Exercise material ▸
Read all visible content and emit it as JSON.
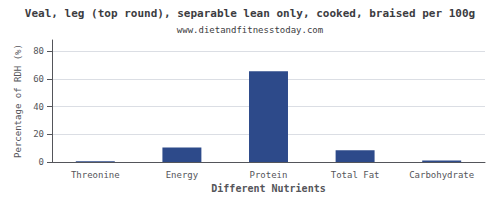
{
  "chart_data": {
    "type": "bar",
    "title": "Veal, leg (top round), separable lean only, cooked, braised per 100g",
    "subtitle": "www.dietandfitnesstoday.com",
    "xlabel": "Different Nutrients",
    "ylabel": "Percentage of RDH (%)",
    "categories": [
      "Threonine",
      "Energy",
      "Protein",
      "Total Fat",
      "Carbohydrate"
    ],
    "values": [
      0.5,
      10.5,
      65.5,
      8.5,
      1.0
    ],
    "color": "#2d4a8a",
    "ylim": [
      0,
      88
    ],
    "yticks": [
      0,
      20,
      40,
      60,
      80
    ],
    "grid": true
  }
}
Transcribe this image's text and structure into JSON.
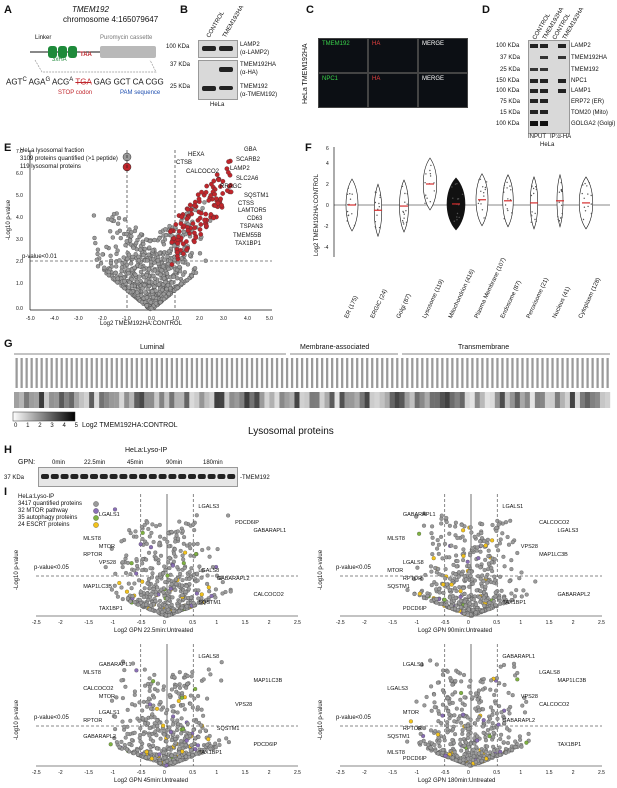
{
  "panelA": {
    "letter": "A",
    "gene": "TMEM192",
    "locus": "chromosome 4:165079647",
    "linker": "Linker",
    "puro": "Puromycin cassette",
    "tag": "3xHA",
    "taa": "TAA",
    "seq_left": "AGT",
    "seq_c": "C",
    "seq_aga": "AGA",
    "seq_g": "G",
    "seq_acg": "ACG",
    "seq_a": "A",
    "seq_stop": "TGA",
    "seq_right": "GAG GCT CA CGG",
    "stop_label": "STOP codon",
    "pam_label": "PAM sequence"
  },
  "panelB": {
    "letter": "B",
    "col1": "CONTROL",
    "col2": "TMEM192HA",
    "mw": [
      "100 KDa",
      "37 KDa",
      "25 KDa"
    ],
    "bands": [
      "LAMP2",
      "(α-LAMP2)",
      "TMEM192HA",
      "(α-HA)",
      "TMEM192",
      "(α-TMEM192)"
    ],
    "cell": "HeLa"
  },
  "panelC": {
    "letter": "C",
    "side": "HeLa TMEM192HA",
    "row1": [
      "TMEM192",
      "HA",
      "MERGE"
    ],
    "row2": [
      "NPC1",
      "HA",
      "MERGE"
    ]
  },
  "panelD": {
    "letter": "D",
    "cols": [
      "CONTROL",
      "TMEM192HA",
      "CONTROL",
      "TMEM192HA"
    ],
    "mw": [
      "100 KDa",
      "37 KDa",
      "25 KDa",
      "150 KDa",
      "100 KDa",
      "75 KDa",
      "15 KDa",
      "100 KDa"
    ],
    "bands": [
      "LAMP2",
      "TMEM192HA",
      "TMEM192",
      "NPC1",
      "LAMP1",
      "ERP72 (ER)",
      "TOM20 (Mito)",
      "GOLGA2 (Golgi)"
    ],
    "footer": [
      "INPUT",
      "IP:α-HA"
    ],
    "cell": "HeLa"
  },
  "panelE": {
    "letter": "E",
    "legend": [
      "HeLa lysosomal fraction",
      "3109 proteins quantified (>1 peptide)",
      "119 lysosomal proteins"
    ],
    "ylabel": "-Log10 p-value",
    "xlabel": "Log2 TMEM192HA:CONTROL",
    "pval": "p-value<0.01",
    "labels": [
      "GBA",
      "HEXA",
      "SCARB2",
      "CTSB",
      "LAMP2",
      "CALCOCO2",
      "SLC2A6",
      "RRAGC",
      "SQSTM1",
      "CTSS",
      "LAMTOR5",
      "CD63",
      "TSPAN3",
      "TMEM55B",
      "TAX1BP1"
    ],
    "colors": {
      "gray": "#9a9a9a",
      "red": "#c0262c"
    }
  },
  "panelF": {
    "letter": "F",
    "ylabel": "Log2 TMEM192HA:CONTROL",
    "categories": [
      "ER (175)",
      "ERGIC (24)",
      "Golgi (87)",
      "Lysosome (119)",
      "Mitochondrion (416)",
      "Plasma Membrane (107)",
      "Endosome (87)",
      "Peroxisome (21)",
      "Nucleus (41)",
      "Cytoplasm (128)"
    ],
    "yticks": [
      "-4",
      "-2",
      "0",
      "2",
      "4",
      "6"
    ]
  },
  "panelG": {
    "letter": "G",
    "groups": [
      "Luminal",
      "Membrane-associated",
      "Transmembrane"
    ],
    "scale_ticks": [
      "0",
      "1",
      "2",
      "3",
      "4",
      "5"
    ],
    "scale_label": "Log2 TMEM192HA:CONTROL",
    "footer": "Lysosomal proteins"
  },
  "panelH": {
    "letter": "H",
    "title": "HeLa:Lyso-IP",
    "gpn": "GPN:",
    "times": [
      "0min",
      "22.5min",
      "45min",
      "90min",
      "180min"
    ],
    "mw": "37 KDa",
    "band": "TMEM192"
  },
  "panelI": {
    "letter": "I",
    "legend": [
      "HeLa:Lyso-IP",
      "3417 quantified proteins",
      "32 MTOR pathway",
      "35 autophagy proteins",
      "24 ESCRT proteins"
    ],
    "legend_colors": [
      "#9a9a9a",
      "#8a6fb5",
      "#7fb241",
      "#f2c21b"
    ],
    "ylabel": "-Log10 p-value",
    "pval": "p-value<0.05",
    "xticks": [
      "-2.5",
      "-2",
      "-1.5",
      "-1",
      "-0.5",
      "0",
      "0.5",
      "1",
      "1.5",
      "2",
      "2.5"
    ],
    "plots": [
      {
        "xlabel": "Log2 GPN 22.5min:Untreated",
        "labels": [
          "LGALS3",
          "LGALS1",
          "PDCD6IP",
          "GABARAPL1",
          "MLST8",
          "MTOR",
          "RPTOR",
          "VPS28",
          "LGALS8",
          "GABARAPL2",
          "MAP1LC3B",
          "CALCOCO2",
          "SQSTM1",
          "TAX1BP1"
        ]
      },
      {
        "xlabel": "Log2 GPN 90min:Untreated",
        "labels": [
          "LGALS1",
          "GABARAPL1",
          "CALCOCO2",
          "LGALS3",
          "MLST8",
          "VPS28",
          "MAP1LC3B",
          "LGALS8",
          "MTOR",
          "RPTOR",
          "SQSTM1",
          "GABARAPL2",
          "TAX1BP1",
          "PDCD6IP"
        ]
      },
      {
        "xlabel": "Log2 GPN 45min:Untreated",
        "labels": [
          "LGALS8",
          "GABARAPL1",
          "MLST8",
          "MAP1LC3B",
          "CALCOCO2",
          "MTOR",
          "VPS28",
          "LGALS1",
          "RPTOR",
          "SQSTM1",
          "GABARAPL2",
          "PDCD6IP",
          "TAX1BP1"
        ]
      },
      {
        "xlabel": "Log2 GPN 180min:Untreated",
        "labels": [
          "GABARAPL1",
          "LGALS1",
          "LGALS8",
          "MAP1LC3B",
          "LGALS3",
          "VPS28",
          "CALCOCO2",
          "MTOR",
          "GABARAPL2",
          "RPTOR",
          "SQSTM1",
          "TAX1BP1",
          "MLST8",
          "PDCD6IP"
        ]
      }
    ]
  }
}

What is required ▸ Show every line above in which the word "letter" occurs.

Written response ▸
    "letter": "A",
    "letter": "B",
    "letter": "C",
    "letter": "D",
    "letter": "E",
    "letter": "F",
    "letter": "G",
    "letter": "H",
    "letter": "I",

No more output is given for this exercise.